[What to work on]: Copy all lines in which the word "FIGRA" can be found.

╔══

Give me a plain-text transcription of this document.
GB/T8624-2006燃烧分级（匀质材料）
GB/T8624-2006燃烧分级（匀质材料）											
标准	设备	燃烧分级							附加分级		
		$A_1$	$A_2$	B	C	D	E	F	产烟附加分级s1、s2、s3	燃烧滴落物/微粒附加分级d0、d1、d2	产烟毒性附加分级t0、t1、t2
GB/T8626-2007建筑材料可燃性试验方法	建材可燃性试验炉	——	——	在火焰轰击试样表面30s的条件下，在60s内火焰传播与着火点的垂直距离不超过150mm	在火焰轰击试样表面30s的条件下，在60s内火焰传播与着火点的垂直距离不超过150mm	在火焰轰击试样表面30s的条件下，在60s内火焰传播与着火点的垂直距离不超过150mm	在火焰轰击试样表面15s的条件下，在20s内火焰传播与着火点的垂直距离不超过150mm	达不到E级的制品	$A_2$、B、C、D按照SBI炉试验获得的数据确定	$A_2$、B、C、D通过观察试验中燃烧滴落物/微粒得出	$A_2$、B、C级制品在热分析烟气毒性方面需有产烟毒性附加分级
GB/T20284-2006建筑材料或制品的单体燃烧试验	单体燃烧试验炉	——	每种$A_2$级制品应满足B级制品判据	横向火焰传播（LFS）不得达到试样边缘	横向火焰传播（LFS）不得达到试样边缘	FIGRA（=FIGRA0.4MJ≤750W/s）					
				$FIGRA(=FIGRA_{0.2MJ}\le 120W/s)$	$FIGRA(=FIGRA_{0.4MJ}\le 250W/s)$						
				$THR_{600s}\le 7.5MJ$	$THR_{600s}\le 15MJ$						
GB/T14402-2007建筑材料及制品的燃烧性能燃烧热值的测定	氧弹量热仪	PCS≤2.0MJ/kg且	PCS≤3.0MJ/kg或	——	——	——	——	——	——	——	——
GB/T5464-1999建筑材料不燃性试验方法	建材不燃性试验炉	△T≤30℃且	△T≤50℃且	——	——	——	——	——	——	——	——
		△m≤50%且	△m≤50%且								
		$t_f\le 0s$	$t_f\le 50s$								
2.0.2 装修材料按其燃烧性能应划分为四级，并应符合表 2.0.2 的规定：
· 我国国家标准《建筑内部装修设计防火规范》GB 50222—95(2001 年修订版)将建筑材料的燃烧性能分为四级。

╚══

[Answer for this exercise]:
GB/T20284-2006建筑材料或制品的单体燃烧试验	单体燃烧试验炉	——	每种$A_2$级制品应满足B级制品判据	横向火焰传播（LFS）不得达到试样边缘	横向火焰传播（LFS）不得达到试样边缘	FIGRA（=FIGRA0.4MJ≤750W/s）					
				$FIGRA(=FIGRA_{0.2MJ}\le 120W/s)$	$FIGRA(=FIGRA_{0.4MJ}\le 250W/s)$						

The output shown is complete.